## Written problem
Collect the lines of the entries where "caja" shows up.

## Source records

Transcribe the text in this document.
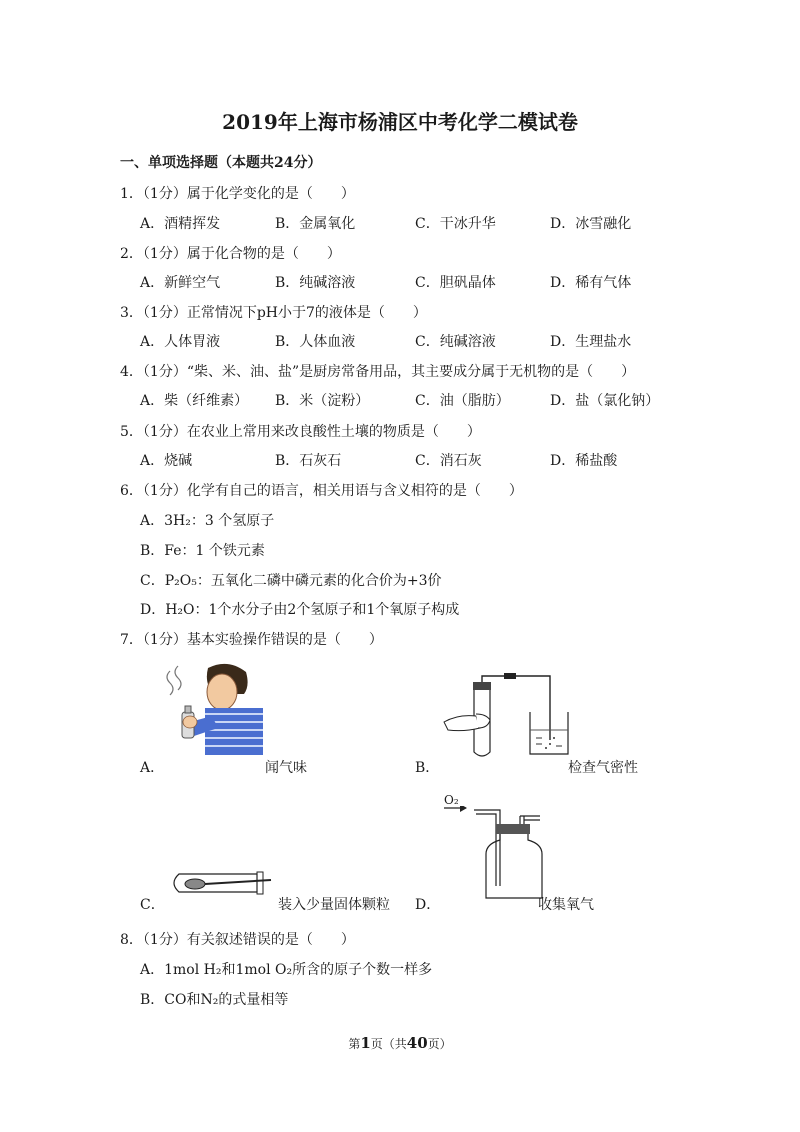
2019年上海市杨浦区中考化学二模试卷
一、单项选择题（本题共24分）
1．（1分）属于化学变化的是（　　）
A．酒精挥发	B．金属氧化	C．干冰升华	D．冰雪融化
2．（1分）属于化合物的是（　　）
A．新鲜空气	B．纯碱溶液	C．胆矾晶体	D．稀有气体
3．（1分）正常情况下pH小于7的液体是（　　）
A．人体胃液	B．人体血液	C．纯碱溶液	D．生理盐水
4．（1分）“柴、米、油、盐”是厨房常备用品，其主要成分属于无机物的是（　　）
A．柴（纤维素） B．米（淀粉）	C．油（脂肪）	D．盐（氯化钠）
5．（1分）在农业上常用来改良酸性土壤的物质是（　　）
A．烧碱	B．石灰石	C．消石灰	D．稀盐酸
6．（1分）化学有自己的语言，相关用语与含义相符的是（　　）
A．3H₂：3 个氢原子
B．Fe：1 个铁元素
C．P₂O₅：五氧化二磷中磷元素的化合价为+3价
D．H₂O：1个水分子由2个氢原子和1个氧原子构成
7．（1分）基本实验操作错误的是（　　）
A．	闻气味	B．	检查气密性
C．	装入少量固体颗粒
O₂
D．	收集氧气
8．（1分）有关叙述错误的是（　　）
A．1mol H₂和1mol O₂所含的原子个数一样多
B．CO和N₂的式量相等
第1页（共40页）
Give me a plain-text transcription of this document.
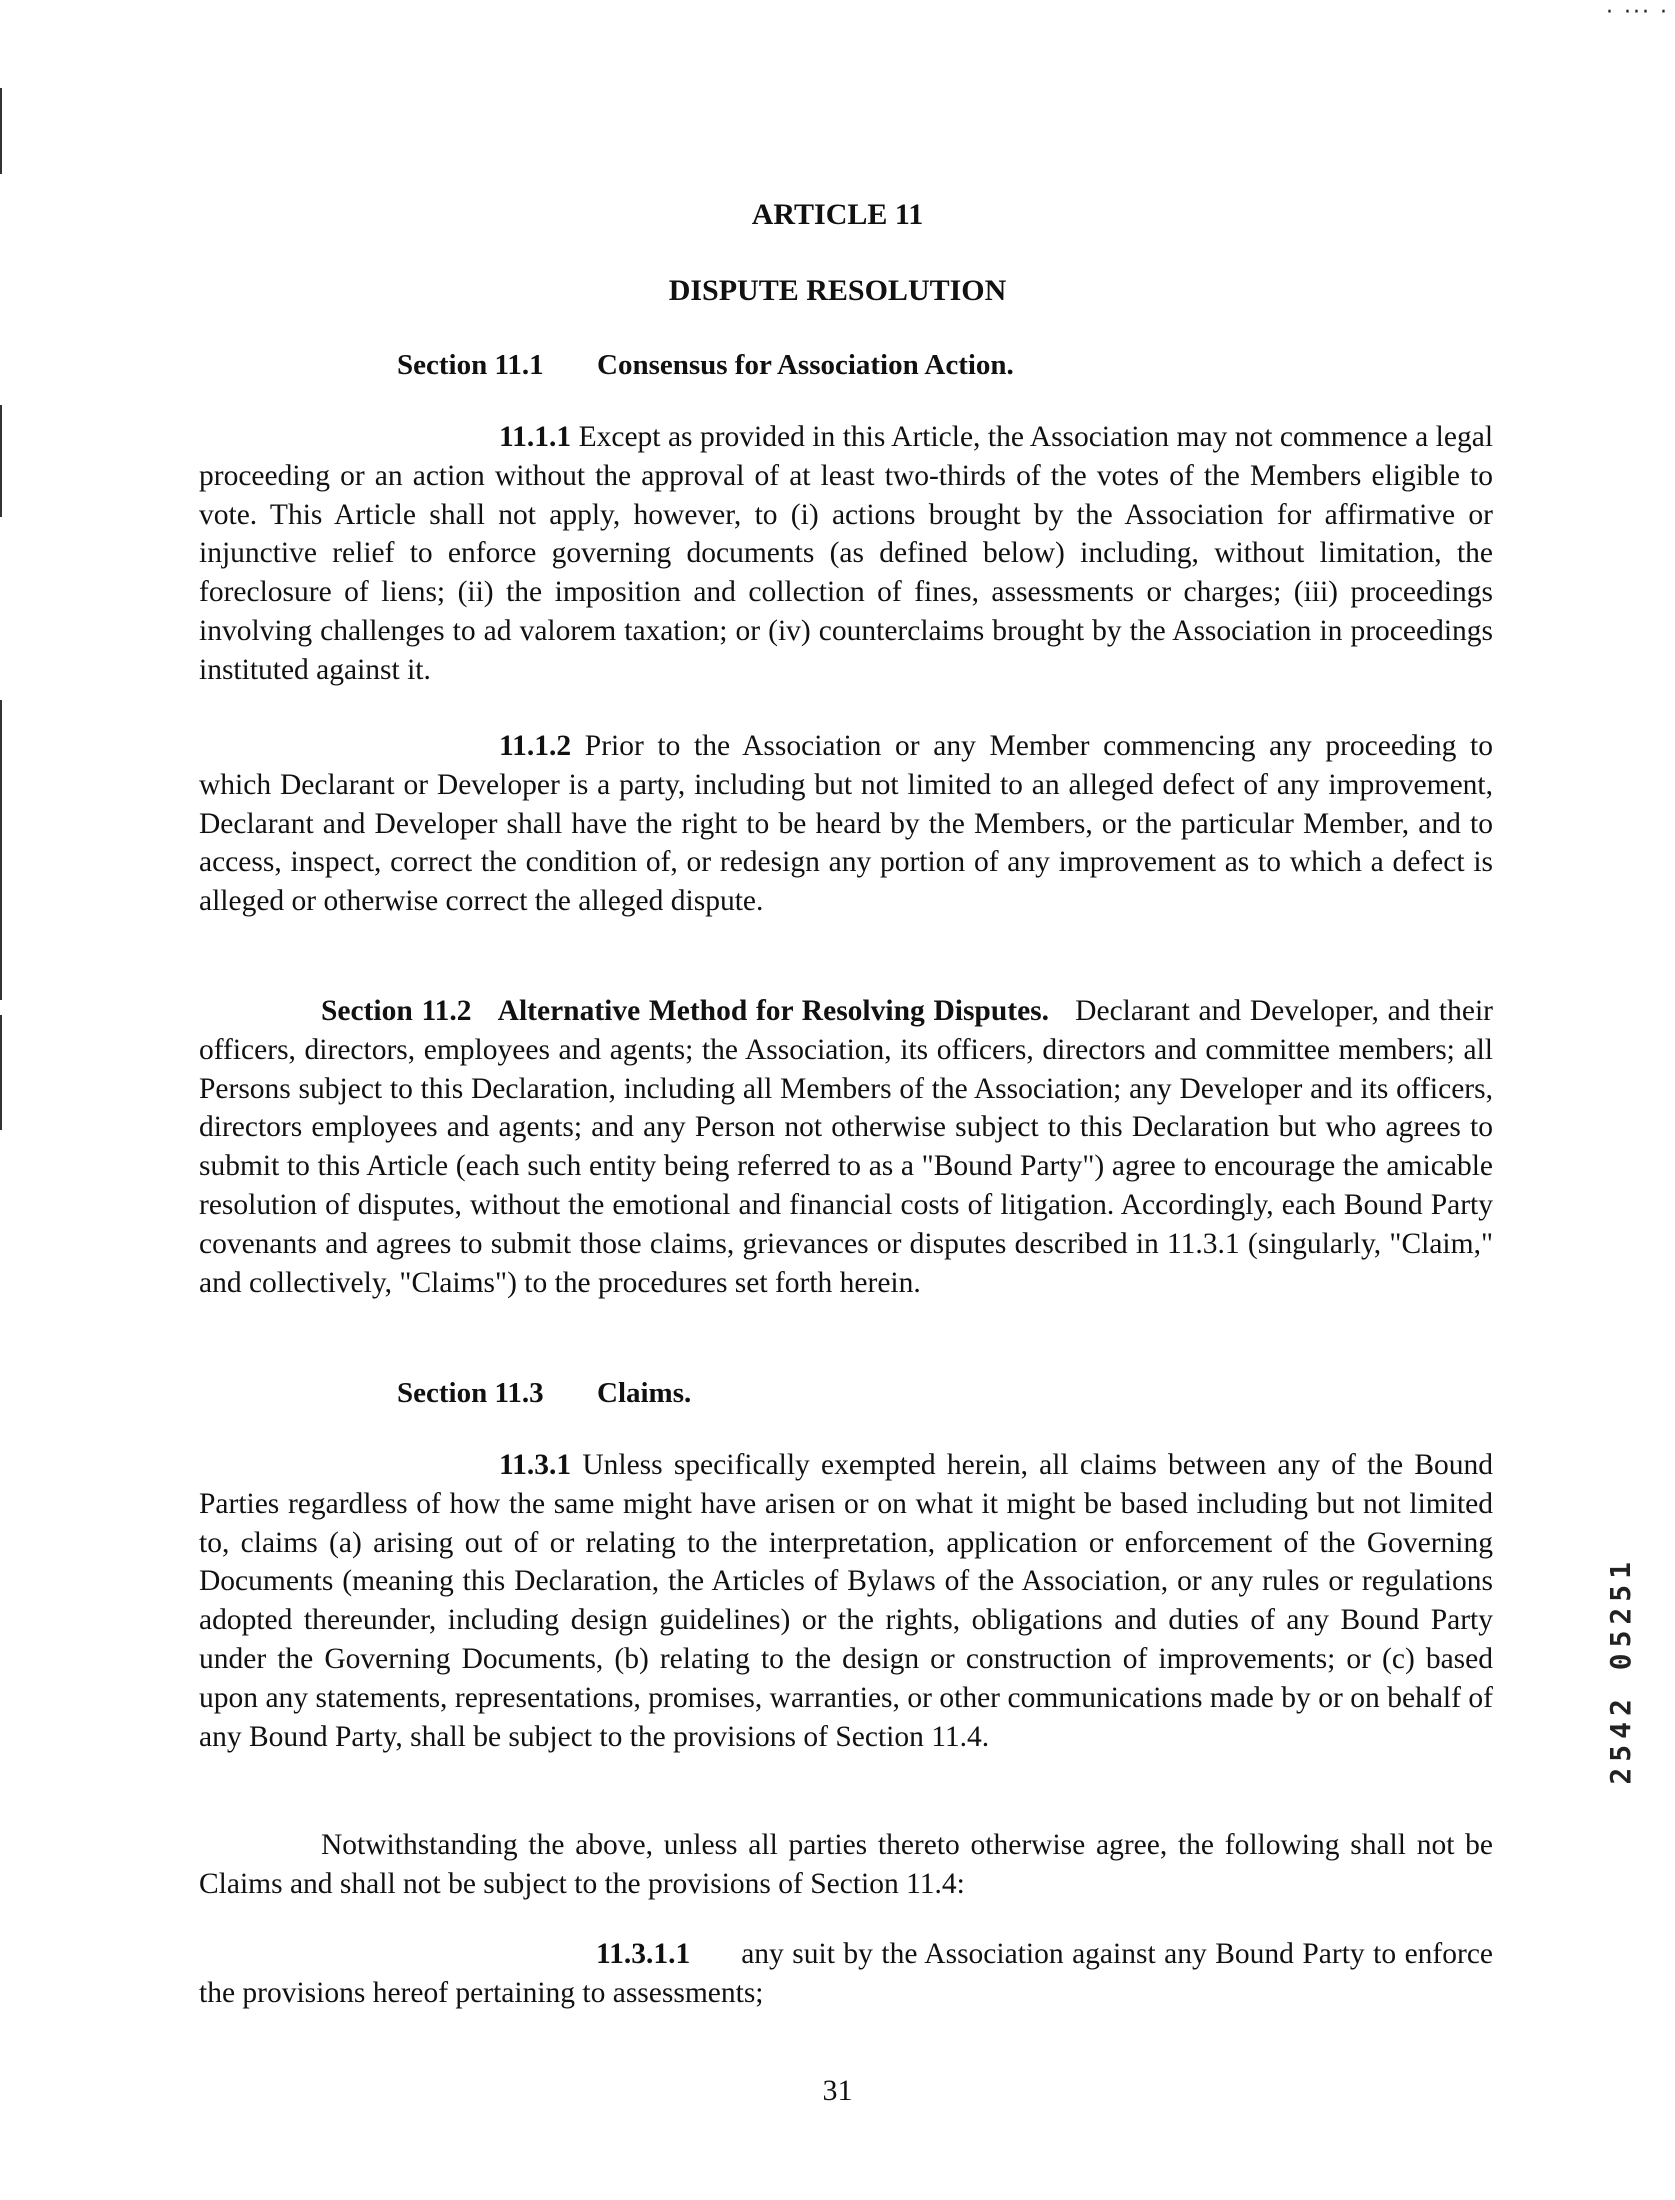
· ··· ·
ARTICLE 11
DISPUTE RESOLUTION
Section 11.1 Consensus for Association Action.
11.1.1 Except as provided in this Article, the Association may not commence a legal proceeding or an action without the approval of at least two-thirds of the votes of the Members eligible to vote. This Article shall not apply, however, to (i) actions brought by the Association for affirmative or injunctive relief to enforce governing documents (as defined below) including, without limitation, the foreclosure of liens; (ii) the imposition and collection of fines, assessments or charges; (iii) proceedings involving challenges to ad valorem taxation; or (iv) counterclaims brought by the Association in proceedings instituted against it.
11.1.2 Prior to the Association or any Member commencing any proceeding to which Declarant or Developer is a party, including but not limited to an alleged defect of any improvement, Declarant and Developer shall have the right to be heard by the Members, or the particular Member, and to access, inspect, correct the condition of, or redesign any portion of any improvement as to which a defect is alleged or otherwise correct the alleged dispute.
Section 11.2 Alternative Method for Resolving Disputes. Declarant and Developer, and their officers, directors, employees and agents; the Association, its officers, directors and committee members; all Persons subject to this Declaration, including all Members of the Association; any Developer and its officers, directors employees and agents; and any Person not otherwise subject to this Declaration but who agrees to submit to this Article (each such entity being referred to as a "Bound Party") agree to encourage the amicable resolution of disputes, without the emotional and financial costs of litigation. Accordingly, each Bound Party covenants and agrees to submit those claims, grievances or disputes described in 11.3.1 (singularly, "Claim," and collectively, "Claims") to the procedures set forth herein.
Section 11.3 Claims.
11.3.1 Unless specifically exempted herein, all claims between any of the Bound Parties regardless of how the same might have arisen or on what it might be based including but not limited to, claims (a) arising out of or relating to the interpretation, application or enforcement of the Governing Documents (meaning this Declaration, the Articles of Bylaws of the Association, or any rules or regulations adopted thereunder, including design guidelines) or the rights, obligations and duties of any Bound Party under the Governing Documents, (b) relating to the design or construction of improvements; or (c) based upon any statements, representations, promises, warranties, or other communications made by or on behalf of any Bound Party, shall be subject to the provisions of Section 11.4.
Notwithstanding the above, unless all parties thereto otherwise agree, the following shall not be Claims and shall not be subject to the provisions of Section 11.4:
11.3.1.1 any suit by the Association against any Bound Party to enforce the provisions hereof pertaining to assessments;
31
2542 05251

...

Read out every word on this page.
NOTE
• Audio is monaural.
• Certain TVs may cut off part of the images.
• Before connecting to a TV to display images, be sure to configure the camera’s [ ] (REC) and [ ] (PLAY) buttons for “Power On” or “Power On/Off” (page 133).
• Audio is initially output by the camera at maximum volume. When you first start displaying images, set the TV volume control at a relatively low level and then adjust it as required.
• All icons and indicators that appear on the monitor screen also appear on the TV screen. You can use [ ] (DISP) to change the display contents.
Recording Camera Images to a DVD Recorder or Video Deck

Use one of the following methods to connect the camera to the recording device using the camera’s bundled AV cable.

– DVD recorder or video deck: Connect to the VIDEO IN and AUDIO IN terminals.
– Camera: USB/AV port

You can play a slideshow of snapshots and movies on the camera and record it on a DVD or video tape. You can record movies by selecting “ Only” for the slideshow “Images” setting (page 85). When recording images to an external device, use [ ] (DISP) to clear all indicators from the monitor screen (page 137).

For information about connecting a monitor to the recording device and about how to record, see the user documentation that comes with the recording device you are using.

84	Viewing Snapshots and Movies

...

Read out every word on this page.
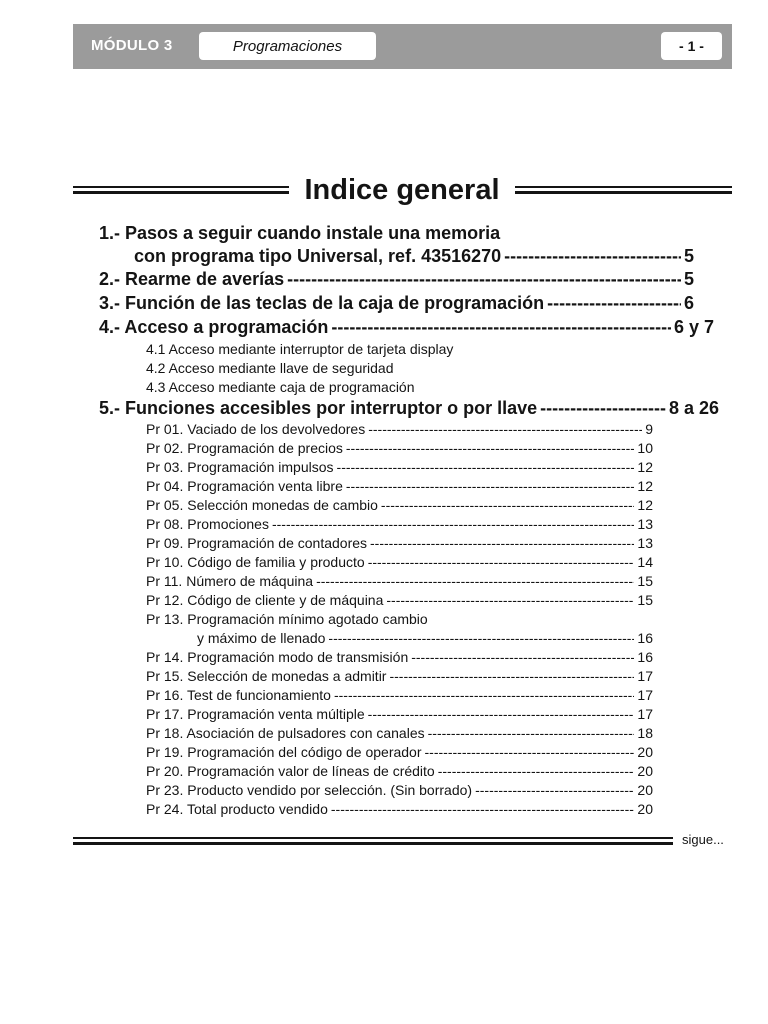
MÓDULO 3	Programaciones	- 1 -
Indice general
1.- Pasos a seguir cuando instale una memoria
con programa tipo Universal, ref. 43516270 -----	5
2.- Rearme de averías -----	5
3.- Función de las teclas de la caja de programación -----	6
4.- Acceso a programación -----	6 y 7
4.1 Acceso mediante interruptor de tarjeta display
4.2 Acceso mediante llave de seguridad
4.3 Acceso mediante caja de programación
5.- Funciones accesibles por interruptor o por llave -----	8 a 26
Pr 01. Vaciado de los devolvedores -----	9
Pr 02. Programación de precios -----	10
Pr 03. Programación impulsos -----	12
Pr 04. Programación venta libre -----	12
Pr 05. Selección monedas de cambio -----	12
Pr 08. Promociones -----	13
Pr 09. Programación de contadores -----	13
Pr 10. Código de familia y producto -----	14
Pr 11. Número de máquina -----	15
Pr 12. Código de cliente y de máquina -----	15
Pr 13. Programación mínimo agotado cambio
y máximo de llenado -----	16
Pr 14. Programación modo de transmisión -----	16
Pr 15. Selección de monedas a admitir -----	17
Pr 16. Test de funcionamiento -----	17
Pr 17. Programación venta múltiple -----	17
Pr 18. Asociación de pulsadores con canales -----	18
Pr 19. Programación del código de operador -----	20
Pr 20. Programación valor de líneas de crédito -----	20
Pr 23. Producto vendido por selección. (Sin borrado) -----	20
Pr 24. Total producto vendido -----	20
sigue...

## Output for this exercise
3.- Función de las teclas de la caja de programación -----	6
4.3 Acceso mediante caja de programación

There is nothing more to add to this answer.